Copy each line of the records that holds the string "true".

+++

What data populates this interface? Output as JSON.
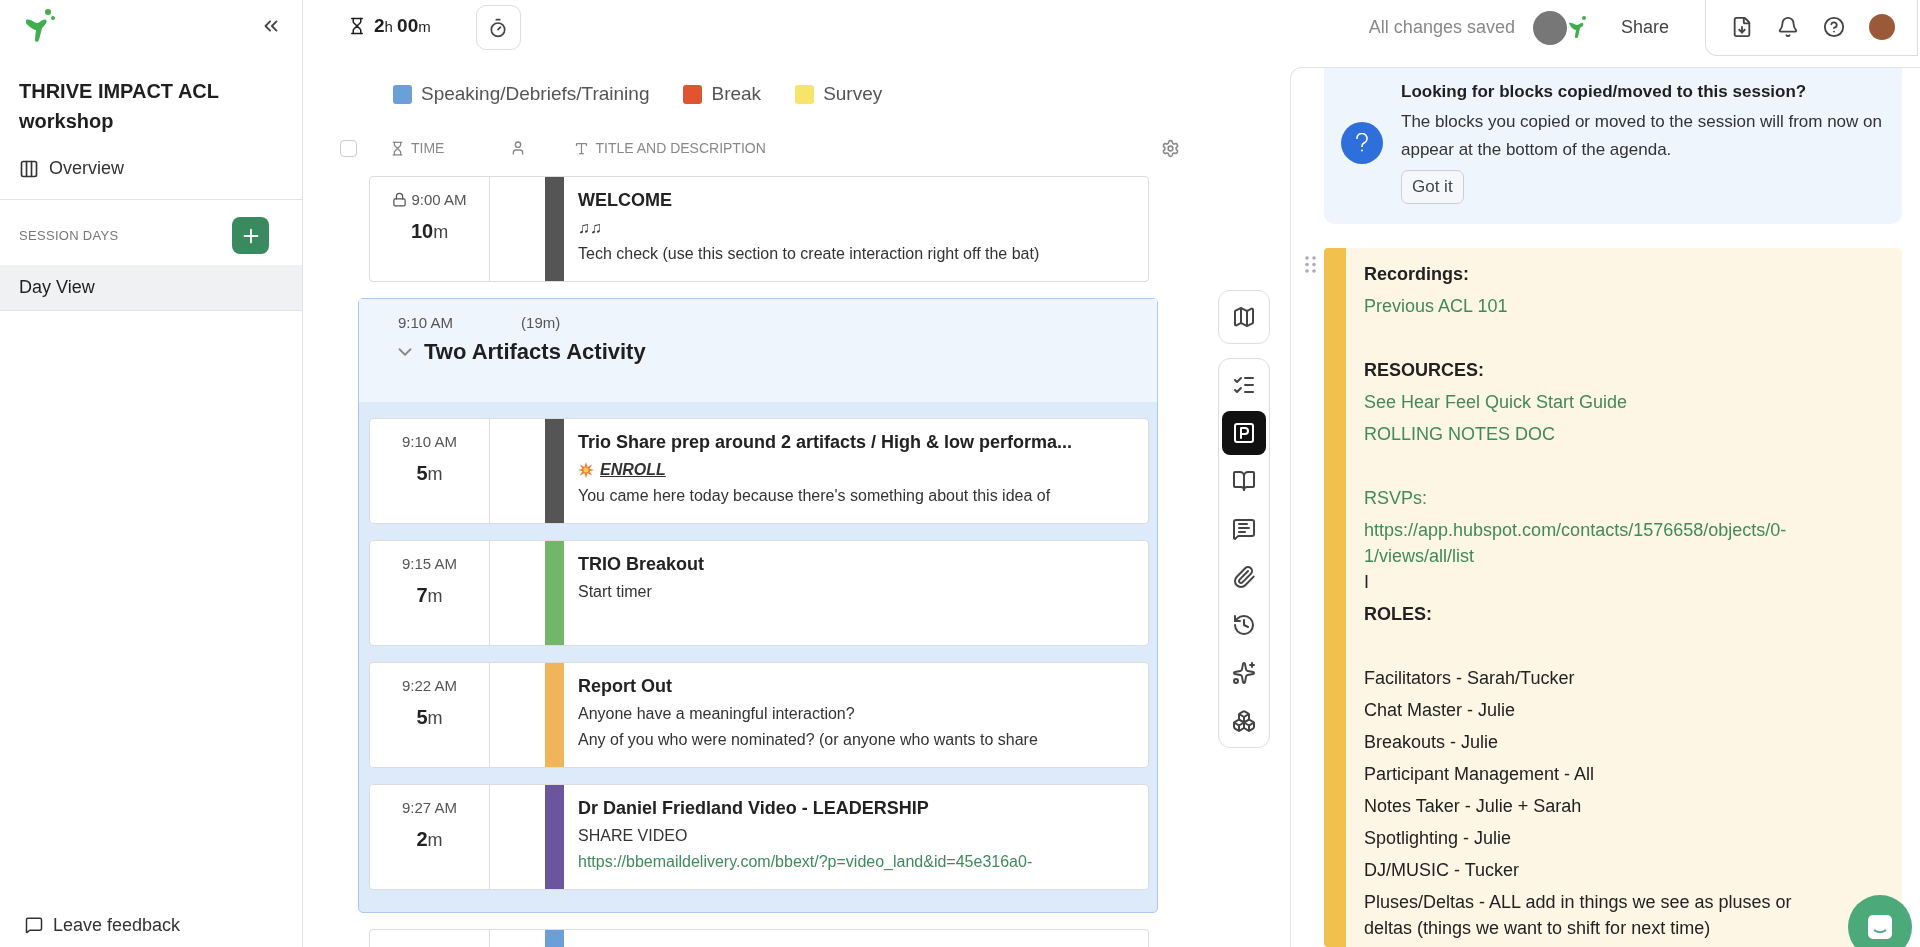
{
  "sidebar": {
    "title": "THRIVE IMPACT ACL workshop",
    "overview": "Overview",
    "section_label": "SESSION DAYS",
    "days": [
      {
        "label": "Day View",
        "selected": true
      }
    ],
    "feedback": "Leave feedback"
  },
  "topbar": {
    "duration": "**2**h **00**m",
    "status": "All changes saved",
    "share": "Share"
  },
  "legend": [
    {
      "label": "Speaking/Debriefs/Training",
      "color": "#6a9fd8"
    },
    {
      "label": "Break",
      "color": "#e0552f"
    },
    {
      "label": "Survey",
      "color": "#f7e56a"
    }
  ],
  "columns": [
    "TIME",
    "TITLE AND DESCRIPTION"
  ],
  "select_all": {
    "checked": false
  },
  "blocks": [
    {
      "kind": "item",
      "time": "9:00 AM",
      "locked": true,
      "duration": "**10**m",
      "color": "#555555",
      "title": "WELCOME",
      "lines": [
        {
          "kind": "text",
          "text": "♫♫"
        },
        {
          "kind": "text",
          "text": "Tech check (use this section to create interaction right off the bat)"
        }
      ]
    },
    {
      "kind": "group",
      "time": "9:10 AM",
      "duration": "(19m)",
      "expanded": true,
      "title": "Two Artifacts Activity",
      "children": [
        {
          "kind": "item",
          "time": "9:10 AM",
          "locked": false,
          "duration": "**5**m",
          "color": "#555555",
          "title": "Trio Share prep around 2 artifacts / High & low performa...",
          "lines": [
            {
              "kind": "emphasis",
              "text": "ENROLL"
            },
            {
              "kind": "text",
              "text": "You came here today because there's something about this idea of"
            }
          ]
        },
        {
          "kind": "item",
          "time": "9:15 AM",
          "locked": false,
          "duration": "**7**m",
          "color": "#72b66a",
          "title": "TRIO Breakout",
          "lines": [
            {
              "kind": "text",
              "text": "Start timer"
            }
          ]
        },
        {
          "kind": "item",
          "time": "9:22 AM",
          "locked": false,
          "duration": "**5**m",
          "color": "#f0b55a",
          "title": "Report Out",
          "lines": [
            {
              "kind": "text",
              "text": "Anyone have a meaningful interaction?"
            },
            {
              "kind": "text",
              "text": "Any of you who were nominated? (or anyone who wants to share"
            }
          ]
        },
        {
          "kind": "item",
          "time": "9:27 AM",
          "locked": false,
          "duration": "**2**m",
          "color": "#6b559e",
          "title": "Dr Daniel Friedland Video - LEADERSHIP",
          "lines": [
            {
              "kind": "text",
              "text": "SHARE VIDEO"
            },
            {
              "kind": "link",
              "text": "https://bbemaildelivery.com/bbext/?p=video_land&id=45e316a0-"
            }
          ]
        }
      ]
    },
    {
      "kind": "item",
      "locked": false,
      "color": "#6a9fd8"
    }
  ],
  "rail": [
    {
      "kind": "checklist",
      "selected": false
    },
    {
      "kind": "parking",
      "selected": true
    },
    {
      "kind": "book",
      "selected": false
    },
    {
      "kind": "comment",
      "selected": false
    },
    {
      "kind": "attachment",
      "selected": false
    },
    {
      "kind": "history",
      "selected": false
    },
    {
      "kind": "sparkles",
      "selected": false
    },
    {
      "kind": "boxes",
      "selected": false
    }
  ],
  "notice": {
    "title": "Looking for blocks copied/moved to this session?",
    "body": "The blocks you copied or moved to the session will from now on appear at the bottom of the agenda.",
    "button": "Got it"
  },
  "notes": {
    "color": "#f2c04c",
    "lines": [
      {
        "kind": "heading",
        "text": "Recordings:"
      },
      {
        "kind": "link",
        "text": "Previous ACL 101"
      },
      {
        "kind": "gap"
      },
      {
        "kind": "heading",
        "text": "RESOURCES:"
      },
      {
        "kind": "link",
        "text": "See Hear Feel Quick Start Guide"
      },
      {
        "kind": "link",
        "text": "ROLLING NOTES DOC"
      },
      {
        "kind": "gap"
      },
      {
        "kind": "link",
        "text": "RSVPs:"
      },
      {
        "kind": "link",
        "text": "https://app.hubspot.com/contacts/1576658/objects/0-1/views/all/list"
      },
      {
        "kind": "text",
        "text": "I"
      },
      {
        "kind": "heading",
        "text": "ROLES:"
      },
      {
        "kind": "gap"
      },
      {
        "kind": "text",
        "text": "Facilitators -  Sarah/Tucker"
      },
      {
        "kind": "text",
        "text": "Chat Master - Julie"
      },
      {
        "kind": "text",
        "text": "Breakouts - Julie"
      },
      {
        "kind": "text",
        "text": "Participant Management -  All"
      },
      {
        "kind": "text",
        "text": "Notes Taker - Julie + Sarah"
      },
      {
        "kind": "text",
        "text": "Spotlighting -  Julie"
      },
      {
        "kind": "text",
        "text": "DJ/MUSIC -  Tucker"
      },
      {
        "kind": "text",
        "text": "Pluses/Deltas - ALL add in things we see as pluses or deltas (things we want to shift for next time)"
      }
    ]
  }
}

+++

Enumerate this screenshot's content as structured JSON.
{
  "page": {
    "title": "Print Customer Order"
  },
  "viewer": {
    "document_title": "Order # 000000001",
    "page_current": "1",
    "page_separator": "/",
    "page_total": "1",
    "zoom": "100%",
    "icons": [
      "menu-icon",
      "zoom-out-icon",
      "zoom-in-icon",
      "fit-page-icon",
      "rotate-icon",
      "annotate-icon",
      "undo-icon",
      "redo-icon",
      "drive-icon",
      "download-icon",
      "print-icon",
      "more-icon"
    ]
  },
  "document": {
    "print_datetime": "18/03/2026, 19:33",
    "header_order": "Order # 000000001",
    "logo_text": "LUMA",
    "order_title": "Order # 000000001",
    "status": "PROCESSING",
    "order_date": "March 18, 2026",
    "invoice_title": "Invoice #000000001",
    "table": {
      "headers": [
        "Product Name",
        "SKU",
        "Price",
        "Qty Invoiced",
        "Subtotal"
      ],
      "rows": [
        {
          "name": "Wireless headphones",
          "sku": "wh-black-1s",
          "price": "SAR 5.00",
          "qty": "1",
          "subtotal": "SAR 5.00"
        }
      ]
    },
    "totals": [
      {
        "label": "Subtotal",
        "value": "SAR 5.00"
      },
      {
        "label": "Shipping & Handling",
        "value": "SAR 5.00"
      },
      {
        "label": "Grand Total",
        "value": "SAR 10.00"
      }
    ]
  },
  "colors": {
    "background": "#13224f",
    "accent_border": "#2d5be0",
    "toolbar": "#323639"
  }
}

+++

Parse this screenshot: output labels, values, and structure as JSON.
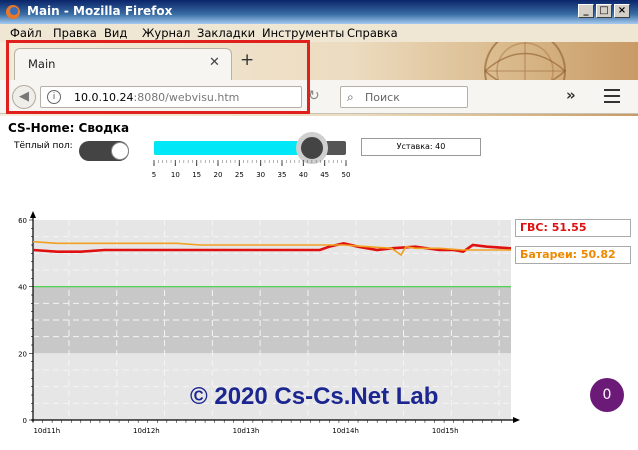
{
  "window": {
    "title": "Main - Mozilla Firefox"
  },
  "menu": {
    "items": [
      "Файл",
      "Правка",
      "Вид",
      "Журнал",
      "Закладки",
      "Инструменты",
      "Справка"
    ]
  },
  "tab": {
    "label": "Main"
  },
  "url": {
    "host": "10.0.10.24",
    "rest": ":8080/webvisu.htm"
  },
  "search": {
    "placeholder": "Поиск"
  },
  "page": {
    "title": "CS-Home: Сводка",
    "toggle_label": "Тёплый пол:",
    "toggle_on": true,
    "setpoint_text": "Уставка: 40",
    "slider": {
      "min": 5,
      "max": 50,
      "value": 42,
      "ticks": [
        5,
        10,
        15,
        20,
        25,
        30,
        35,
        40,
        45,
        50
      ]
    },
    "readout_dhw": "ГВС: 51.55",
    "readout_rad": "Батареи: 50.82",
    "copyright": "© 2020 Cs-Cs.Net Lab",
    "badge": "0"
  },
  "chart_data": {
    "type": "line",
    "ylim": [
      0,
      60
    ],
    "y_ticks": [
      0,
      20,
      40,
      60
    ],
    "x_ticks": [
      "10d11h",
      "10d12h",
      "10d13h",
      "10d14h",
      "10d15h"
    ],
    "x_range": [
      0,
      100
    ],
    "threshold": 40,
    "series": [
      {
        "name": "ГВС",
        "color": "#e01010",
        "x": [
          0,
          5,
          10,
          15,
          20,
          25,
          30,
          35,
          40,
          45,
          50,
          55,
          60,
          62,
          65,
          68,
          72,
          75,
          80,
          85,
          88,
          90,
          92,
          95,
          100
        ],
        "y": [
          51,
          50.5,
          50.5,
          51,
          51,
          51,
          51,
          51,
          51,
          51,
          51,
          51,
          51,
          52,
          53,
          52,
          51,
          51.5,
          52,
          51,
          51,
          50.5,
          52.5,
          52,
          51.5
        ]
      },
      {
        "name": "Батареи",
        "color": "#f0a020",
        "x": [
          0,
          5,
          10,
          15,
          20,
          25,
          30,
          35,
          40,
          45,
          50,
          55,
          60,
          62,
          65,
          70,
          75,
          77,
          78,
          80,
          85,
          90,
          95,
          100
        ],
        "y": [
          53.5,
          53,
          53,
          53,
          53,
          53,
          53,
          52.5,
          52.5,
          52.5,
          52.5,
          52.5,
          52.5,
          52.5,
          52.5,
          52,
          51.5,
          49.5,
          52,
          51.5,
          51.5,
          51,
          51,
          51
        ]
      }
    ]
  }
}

+++

● **The answer**
        "selected": true
      "locked": true,
      "expanded": true,
      "selected": true
    "toggle_on": true,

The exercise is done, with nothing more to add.